▶ _Records supplied_:
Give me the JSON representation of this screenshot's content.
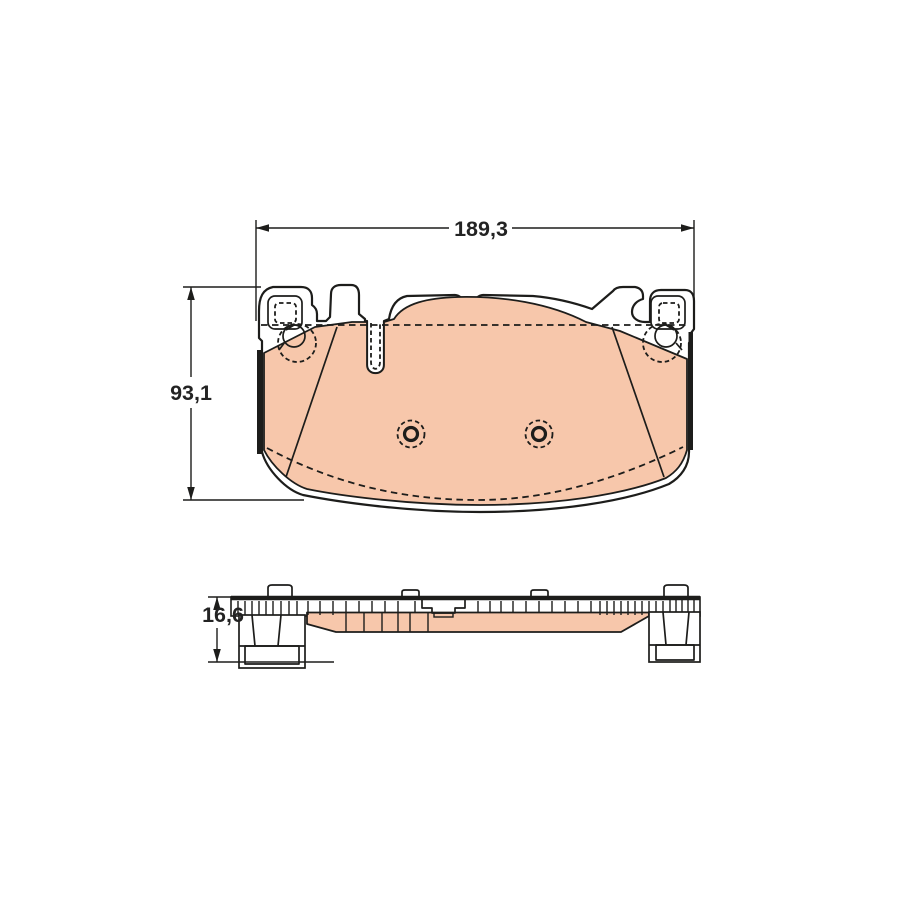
{
  "drawing": {
    "dimensions": {
      "width": "189,3",
      "height": "93,1",
      "thickness": "16,6"
    },
    "colors": {
      "friction_material": "#f7c7ab",
      "line": "#1d1d1b",
      "background": "#ffffff"
    }
  }
}
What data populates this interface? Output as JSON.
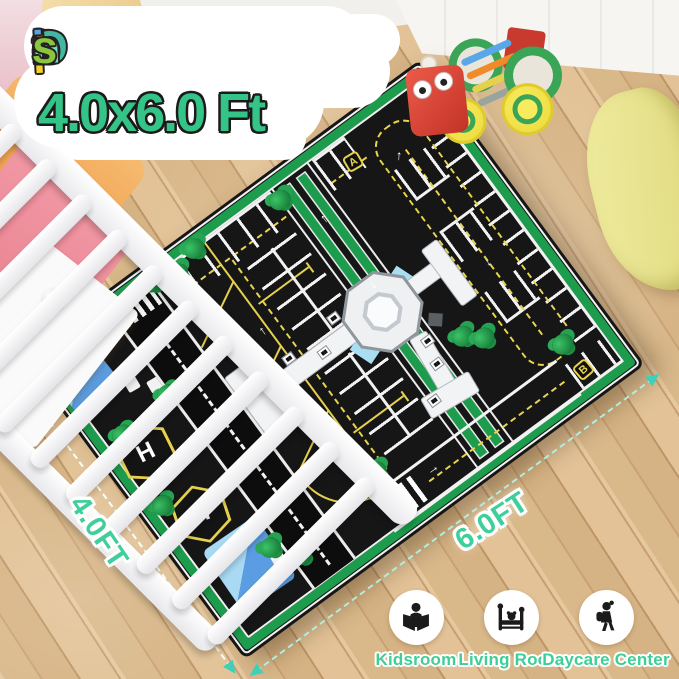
{
  "product_overlay": {
    "size_options_title": {
      "text": "3 Size Options",
      "letter_colors": [
        "#efcf9e",
        "#7fc043",
        "#f6d322",
        "#3f8ed2",
        "#f2d022",
        "#43b7a2",
        "#f6cf27",
        "#ef7f28",
        "#5aa0e2",
        "#f2cfa2",
        "#7bdec2",
        "#8cc63e"
      ]
    },
    "size_label": "4.0x6.0 Ft",
    "width_label": "4.0FT",
    "length_label": "6.0FT"
  },
  "mat": {
    "theme": "airport-parking-lot-playmat",
    "marker_a": "A",
    "marker_b": "B",
    "helipad_letter": "H",
    "colors": {
      "mat_black": "#161616",
      "border_green": "#1c9c4c",
      "marking_yellow": "#e6d14f",
      "marking_white": "#f2f2f2",
      "water_blue": "#5b9de2",
      "measure_teal": "#3fd0b9"
    }
  },
  "usage_locations": [
    {
      "label": "Kidsroom",
      "icon": "child-reading-icon"
    },
    {
      "label": "Living Room",
      "icon": "toddler-bed-icon"
    },
    {
      "label": "Daycare Center",
      "icon": "child-with-backpack-icon"
    }
  ],
  "overlay_colors": {
    "title_green": "#35c487",
    "dim_label_green": "#3ecf9a"
  }
}
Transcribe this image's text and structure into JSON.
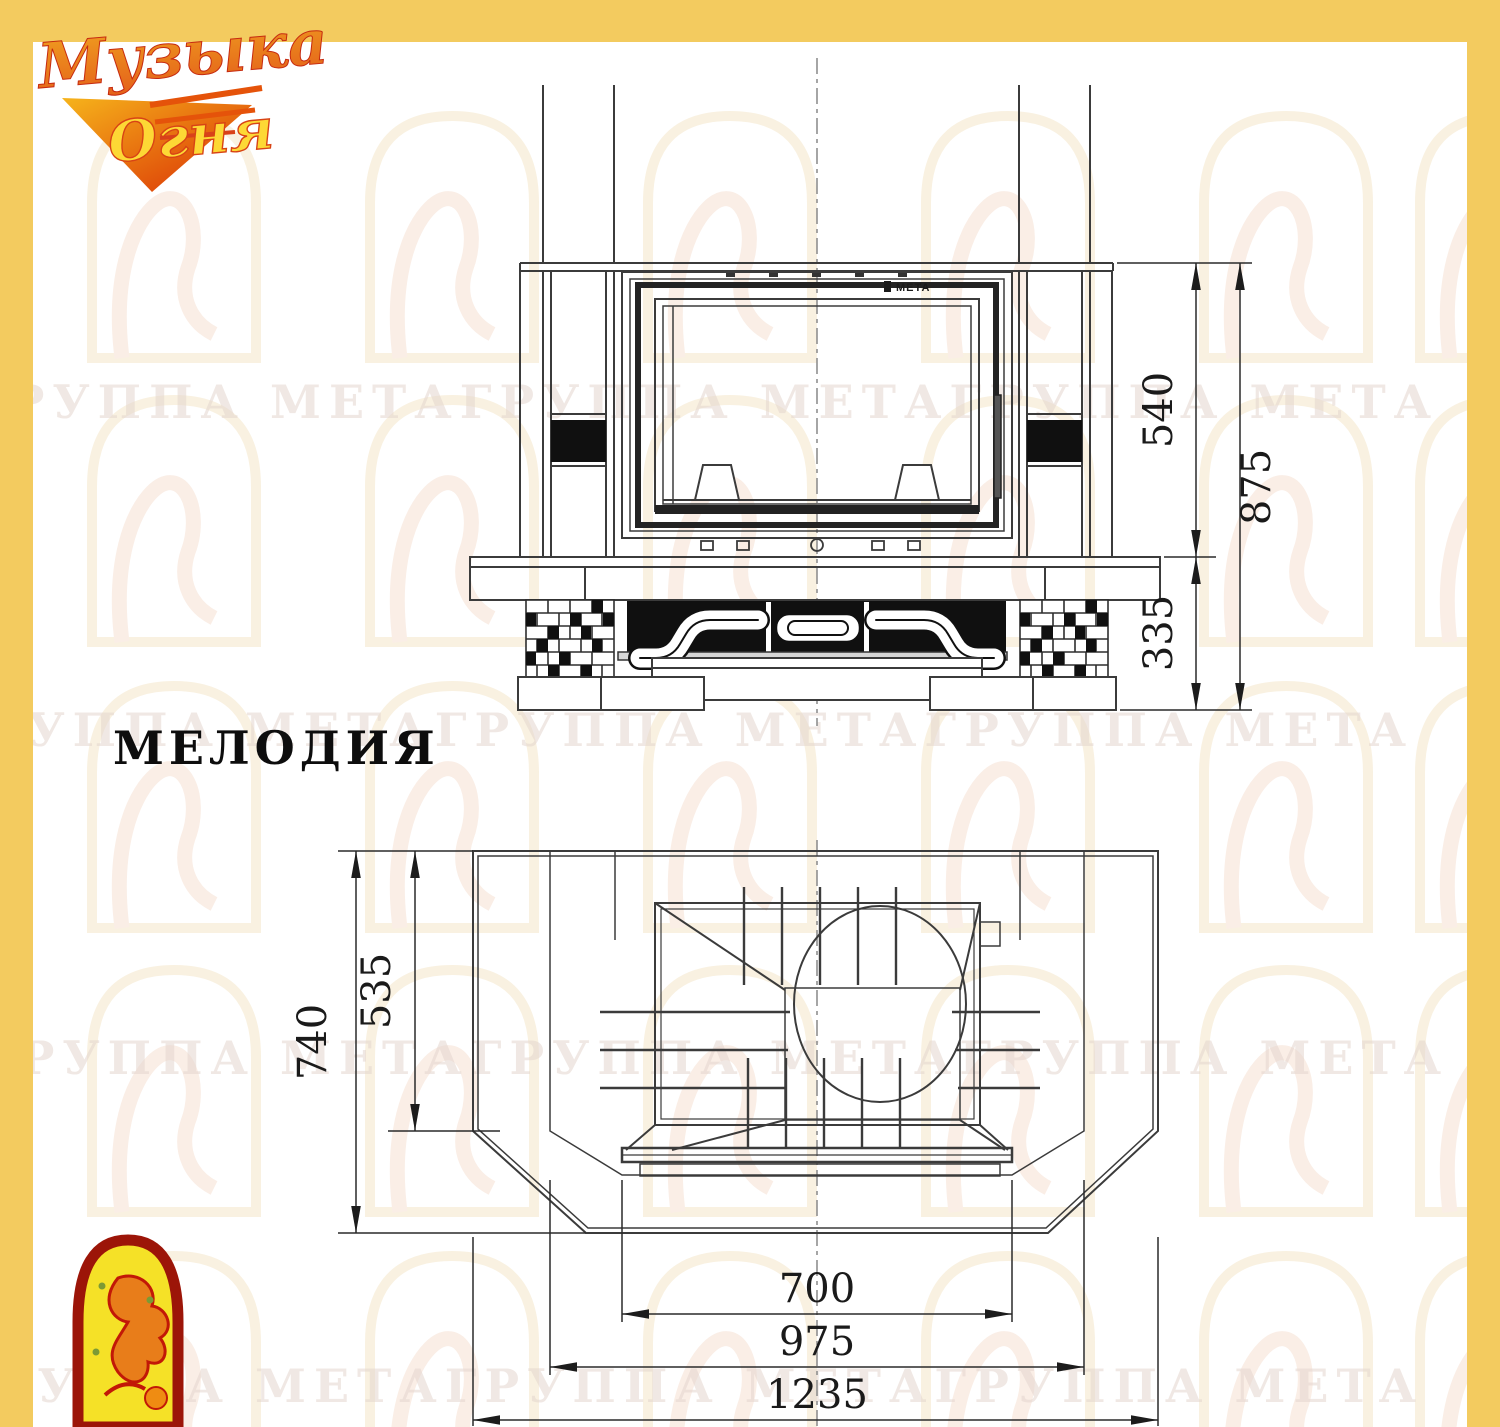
{
  "page": {
    "border_color": "#f3cb5f",
    "bg": "#ffffff"
  },
  "logo": {
    "line1": "Музыка",
    "line2": "Огня"
  },
  "watermark": {
    "text": "ГРУППА МЕТАГРУППА МЕТАГРУППА МЕТА"
  },
  "model": {
    "name": "МЕЛОДИЯ"
  },
  "front_view": {
    "brand_mark": "МЕТА",
    "dim_firebox_height": "540",
    "dim_base_height": "335",
    "dim_total_height": "875"
  },
  "plan_view": {
    "dim_total_depth": "740",
    "dim_inner_depth": "535",
    "dim_firebox_width": "700",
    "dim_front_width": "975",
    "dim_total_width": "1235"
  }
}
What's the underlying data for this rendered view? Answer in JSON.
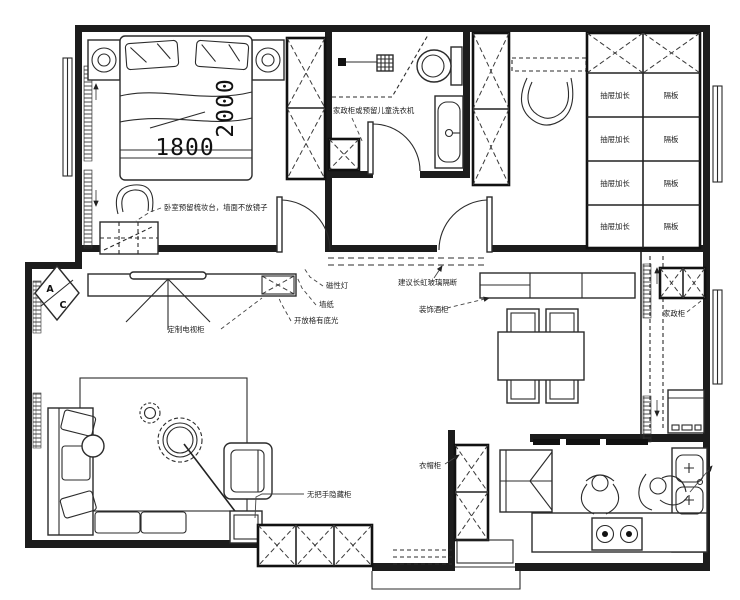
{
  "plan": {
    "bedroom": {
      "bed_width_mm": "1800",
      "bed_length_mm": "2000",
      "dresser_note": "卧室预留梳妆台，墙面不放镜子"
    },
    "bathroom": {
      "cabinet_note": "家政柜或预留儿童洗衣机"
    },
    "cloakroom": {
      "drawer_label": "抽屉加长",
      "shelf_label": "隔板"
    },
    "living_room": {
      "ac_top": "A",
      "ac_bottom": "C",
      "magnetic_light": "磁性灯",
      "wallpaper": "墙纸",
      "open_shelf_light": "开放格有底光",
      "tv_cabinet": "定制电视柜",
      "glass_partition_note": "建议长虹玻璃隔断",
      "wine_cabinet": "装饰酒柜",
      "hidden_cabinet": "无把手隐藏柜"
    },
    "balcony": {
      "utility_cabinet": "家政柜"
    },
    "kitchen": {
      "coat_closet": "衣帽柜"
    }
  }
}
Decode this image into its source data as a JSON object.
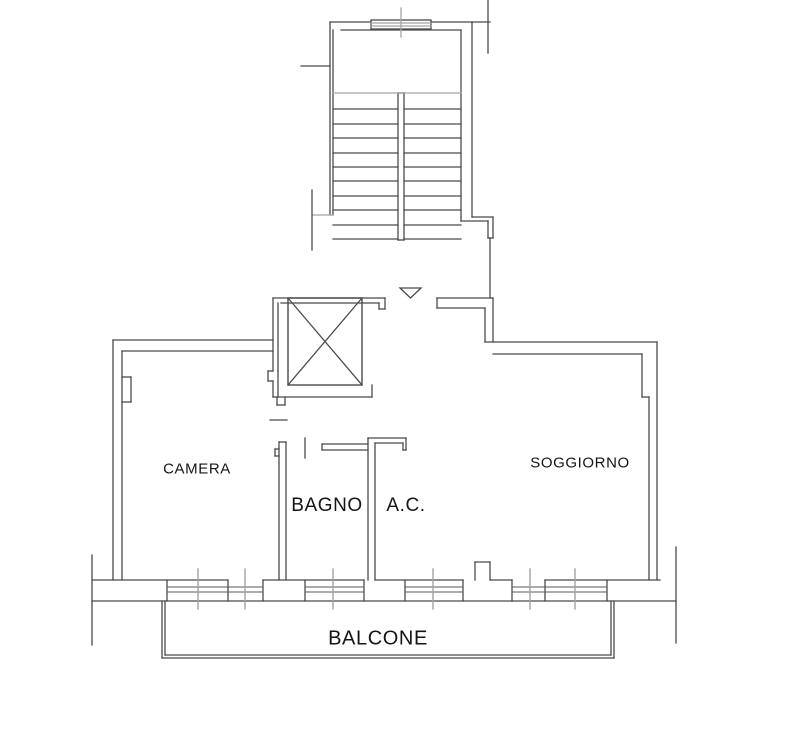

▶ _Given task_: Report the count of lines in the entries that contain the string "into", and nothing besides it.

▶ _Solution to the exercise_: 2